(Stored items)
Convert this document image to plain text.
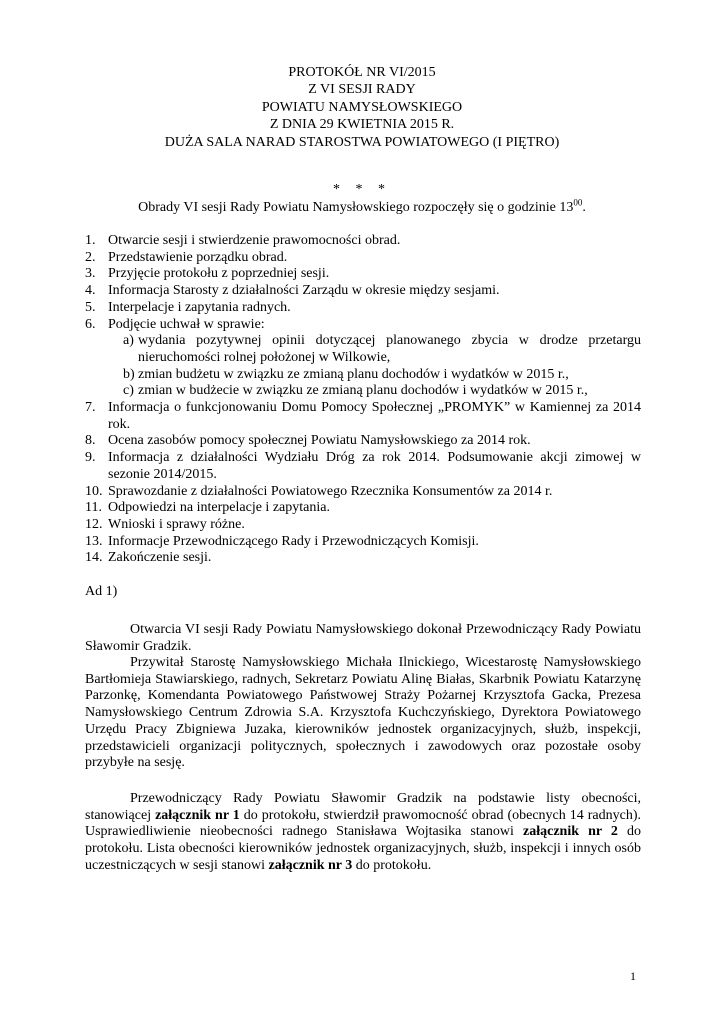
PROTOKÓŁ NR VI/2015
Z VI SESJI RADY
POWIATU NAMYSŁOWSKIEGO
Z DNIA 29 KWIETNIA 2015 R.
DUŻA SALA NARAD STAROSTWA POWIATOWEGO (I PIĘTRO)
* * *
Obrady VI sesji Rady Powiatu Namysłowskiego rozpoczęły się o godzinie $13^{00}$.
1. Otwarcie sesji i stwierdzenie prawomocności obrad.
2. Przedstawienie porządku obrad.
3. Przyjęcie protokołu z poprzedniej sesji.
4. Informacja Starosty z działalności Zarządu w okresie między sesjami.
5. Interpelacje i zapytania radnych.
6. Podjęcie uchwał w sprawie:
a) wydania pozytywnej opinii dotyczącej planowanego zbycia w drodze przetargu nieruchomości rolnej położonej w Wilkowie,
b) zmian budżetu w związku ze zmianą planu dochodów i wydatków w 2015 r.,
c) zmian w budżecie w związku ze zmianą planu dochodów i wydatków w 2015 r.,
7. Informacja o funkcjonowaniu Domu Pomocy Społecznej „PROMYK” w Kamiennej za 2014 rok.
8. Ocena zasobów pomocy społecznej Powiatu Namysłowskiego za 2014 rok.
9. Informacja z działalności Wydziału Dróg za rok 2014. Podsumowanie akcji zimowej w sezonie 2014/2015.
10. Sprawozdanie z działalności Powiatowego Rzecznika Konsumentów za 2014 r.
11. Odpowiedzi na interpelacje i zapytania.
12. Wnioski i sprawy różne.
13. Informacje Przewodniczącego Rady i Przewodniczących Komisji.
14. Zakończenie sesji.
Ad 1)

Otwarcia VI sesji Rady Powiatu Namysłowskiego dokonał Przewodniczący Rady Powiatu Sławomir Gradzik.

Przywitał Starostę Namysłowskiego Michała Ilnickiego, Wicestarostę Namysłowskiego Bartłomieja Stawiarskiego, radnych, Sekretarz Powiatu Alinę Białas, Skarbnik Powiatu Katarzynę Parzonkę, Komendanta Powiatowego Państwowej Straży Pożarnej Krzysztofa Gacka, Prezesa Namysłowskiego Centrum Zdrowia S.A. Krzysztofa Kuchczyńskiego, Dyrektora Powiatowego Urzędu Pracy Zbigniewa Juzaka, kierowników jednostek organizacyjnych, służb, inspekcji, przedstawicieli organizacji politycznych, społecznych i zawodowych oraz pozostałe osoby przybyłe na sesję.

Przewodniczący Rady Powiatu Sławomir Gradzik na podstawie listy obecności, stanowiącej załącznik nr 1 do protokołu, stwierdził prawomocność obrad (obecnych 14 radnych). Usprawiedliwienie nieobecności radnego Stanisława Wojtasika stanowi załącznik nr 2 do protokołu. Lista obecności kierowników jednostek organizacyjnych, służb, inspekcji i innych osób uczestniczących w sesji stanowi załącznik nr 3 do protokołu.

1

● **TASK DESCRIPTION**
Copy out the records above in full, exactly as written, but not the pictures.

● **EXERCISE SOLUTION**
Convert this document image to plain text.
PROTOKÓŁ NR VI/2015
Z VI SESJI RADY
POWIATU NAMYSŁOWSKIEGO
Z DNIA 29 KWIETNIA 2015 R.
DUŻA SALA NARAD STAROSTWA POWIATOWEGO (I PIĘTRO)
* * *
Obrady VI sesji Rady Powiatu Namysłowskiego rozpoczęły się o godzinie $13^{00}$.
1. Otwarcie sesji i stwierdzenie prawomocności obrad.
2. Przedstawienie porządku obrad.
3. Przyjęcie protokołu z poprzedniej sesji.
4. Informacja Starosty z działalności Zarządu w okresie między sesjami.
5. Interpelacje i zapytania radnych.
6. Podjęcie uchwał w sprawie:
a) wydania pozytywnej opinii dotyczącej planowanego zbycia w drodze przetargu nieruchomości rolnej położonej w Wilkowie,
b) zmian budżetu w związku ze zmianą planu dochodów i wydatków w 2015 r.,
c) zmian w budżecie w związku ze zmianą planu dochodów i wydatków w 2015 r.,
7. Informacja o funkcjonowaniu Domu Pomocy Społecznej „PROMYK” w Kamiennej za 2014 rok.
8. Ocena zasobów pomocy społecznej Powiatu Namysłowskiego za 2014 rok.
9. Informacja z działalności Wydziału Dróg za rok 2014. Podsumowanie akcji zimowej w sezonie 2014/2015.
10. Sprawozdanie z działalności Powiatowego Rzecznika Konsumentów za 2014 r.
11. Odpowiedzi na interpelacje i zapytania.
12. Wnioski i sprawy różne.
13. Informacje Przewodniczącego Rady i Przewodniczących Komisji.
14. Zakończenie sesji.
Ad 1)

Otwarcia VI sesji Rady Powiatu Namysłowskiego dokonał Przewodniczący Rady Powiatu Sławomir Gradzik.

Przywitał Starostę Namysłowskiego Michała Ilnickiego, Wicestarostę Namysłowskiego Bartłomieja Stawiarskiego, radnych, Sekretarz Powiatu Alinę Białas, Skarbnik Powiatu Katarzynę Parzonkę, Komendanta Powiatowego Państwowej Straży Pożarnej Krzysztofa Gacka, Prezesa Namysłowskiego Centrum Zdrowia S.A. Krzysztofa Kuchczyńskiego, Dyrektora Powiatowego Urzędu Pracy Zbigniewa Juzaka, kierowników jednostek organizacyjnych, służb, inspekcji, przedstawicieli organizacji politycznych, społecznych i zawodowych oraz pozostałe osoby przybyłe na sesję.

Przewodniczący Rady Powiatu Sławomir Gradzik na podstawie listy obecności, stanowiącej załącznik nr 1 do protokołu, stwierdził prawomocność obrad (obecnych 14 radnych). Usprawiedliwienie nieobecności radnego Stanisława Wojtasika stanowi załącznik nr 2 do protokołu. Lista obecności kierowników jednostek organizacyjnych, służb, inspekcji i innych osób uczestniczących w sesji stanowi załącznik nr 3 do protokołu.

1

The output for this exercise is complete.